▶ What to do
1 - According to the @GetEntity documentation extract, why do methods annotated with @GetEntity not need to perform a query? Answer in one to three sentences.
2 - In the @GetEntity documentation extract, which driver version added the lenient attribute to the annotation?
3 - Set down the stretch of the @GetEntity documentation extract from "Lenient mode¶" through "will be thrown.", word for word.

▶ Extract provided
----
Annotate a DAO method with @GetEntity to convert a core driver data structure into one or more Entities:

@Dao
public interface ProductDao {
  @GetEntity
  Product asProduct(Row row);
}

The generated code will retrieve each entity property from the source, such as:

Product product = new Product();
product.setId(row.get("id", UUID.class));
product.setDescription(row.get("description", String.class));
...

It does not perform a query. Instead, those methods are intended for cases where you already have a query result, and just need the conversion logic.

Lenient mode¶

By default, the mapper operates in “strict” mode: the source row must contain a matching column for every property in the entity definition, including computed ones. If such a column is not found, an error will be thrown.

Starting with driver 4.12.0, the @GetEntity annotation has a new lenient attribute. If this attribute is explicitly set to true, the mapper will operate in “lenient” mode: all entity properties that have a matching column in the source row will be set. However, unmatched properties will be left untouched.

As an example to illustrate how lenient mode works, assume that we have the following entity and DAO:

@Entity class Product {

  @PartitionKey int id;
  String description;
  float price;
  // other members omitted
}

interface ProductDao {

  @GetEntity(lenient = true)
----
[Bounding box prediction records]
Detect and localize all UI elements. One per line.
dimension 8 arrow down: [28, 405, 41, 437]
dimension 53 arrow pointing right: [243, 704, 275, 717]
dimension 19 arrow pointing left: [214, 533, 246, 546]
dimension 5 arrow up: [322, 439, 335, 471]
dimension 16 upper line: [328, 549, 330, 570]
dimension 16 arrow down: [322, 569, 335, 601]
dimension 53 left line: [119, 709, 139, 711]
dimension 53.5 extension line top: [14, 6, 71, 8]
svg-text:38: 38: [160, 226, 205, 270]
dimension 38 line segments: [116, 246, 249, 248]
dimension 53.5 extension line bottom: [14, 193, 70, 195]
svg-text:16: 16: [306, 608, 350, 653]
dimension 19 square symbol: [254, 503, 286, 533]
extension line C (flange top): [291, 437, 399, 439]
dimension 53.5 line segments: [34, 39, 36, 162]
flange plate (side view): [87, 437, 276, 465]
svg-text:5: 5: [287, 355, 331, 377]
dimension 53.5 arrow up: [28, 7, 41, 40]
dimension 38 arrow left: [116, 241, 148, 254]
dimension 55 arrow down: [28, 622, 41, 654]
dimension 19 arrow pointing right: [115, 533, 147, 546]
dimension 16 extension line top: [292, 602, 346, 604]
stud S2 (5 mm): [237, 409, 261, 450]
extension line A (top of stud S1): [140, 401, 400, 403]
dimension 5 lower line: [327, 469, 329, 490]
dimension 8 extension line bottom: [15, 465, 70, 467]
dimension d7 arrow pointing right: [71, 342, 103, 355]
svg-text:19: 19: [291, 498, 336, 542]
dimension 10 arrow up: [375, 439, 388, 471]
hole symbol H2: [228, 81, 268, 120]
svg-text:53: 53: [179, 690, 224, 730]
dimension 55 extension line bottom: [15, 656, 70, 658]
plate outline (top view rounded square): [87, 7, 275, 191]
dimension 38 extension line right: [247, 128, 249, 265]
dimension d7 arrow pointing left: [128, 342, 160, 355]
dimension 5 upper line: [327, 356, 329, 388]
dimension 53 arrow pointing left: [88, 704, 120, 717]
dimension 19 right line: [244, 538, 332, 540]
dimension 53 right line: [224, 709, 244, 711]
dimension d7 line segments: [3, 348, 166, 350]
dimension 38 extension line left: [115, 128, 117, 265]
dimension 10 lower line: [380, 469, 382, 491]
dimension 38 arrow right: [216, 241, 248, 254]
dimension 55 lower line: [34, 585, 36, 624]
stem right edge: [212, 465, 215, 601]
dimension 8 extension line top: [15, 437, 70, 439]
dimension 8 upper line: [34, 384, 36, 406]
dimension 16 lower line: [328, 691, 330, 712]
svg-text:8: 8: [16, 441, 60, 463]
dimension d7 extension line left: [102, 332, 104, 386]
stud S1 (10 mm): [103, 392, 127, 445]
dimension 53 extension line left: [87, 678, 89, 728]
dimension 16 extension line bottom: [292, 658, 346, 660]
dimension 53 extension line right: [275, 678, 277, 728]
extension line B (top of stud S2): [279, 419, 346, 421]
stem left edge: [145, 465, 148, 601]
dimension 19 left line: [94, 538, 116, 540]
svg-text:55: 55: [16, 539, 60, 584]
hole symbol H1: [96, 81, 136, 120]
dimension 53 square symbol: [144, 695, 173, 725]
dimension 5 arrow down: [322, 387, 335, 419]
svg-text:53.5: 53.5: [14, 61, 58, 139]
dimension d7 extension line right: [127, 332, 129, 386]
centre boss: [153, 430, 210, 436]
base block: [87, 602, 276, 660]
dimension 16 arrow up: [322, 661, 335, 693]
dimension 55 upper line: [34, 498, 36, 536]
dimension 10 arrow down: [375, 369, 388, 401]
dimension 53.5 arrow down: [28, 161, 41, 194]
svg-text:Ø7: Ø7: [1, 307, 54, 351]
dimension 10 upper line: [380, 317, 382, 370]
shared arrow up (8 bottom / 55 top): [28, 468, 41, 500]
----
▶ Solutions per task
1 - These methods are meant for cases where a query result is already available. All that is needed is the logic to convert that result into entities, so no query has to be run.

2 - Driver 4.12.0.

3 -
Lenient mode¶

By default, the mapper operates in “strict” mode: the source row must contain a matching column for every property in the entity definition, including computed ones. If such a column is not found, an error will be thrown.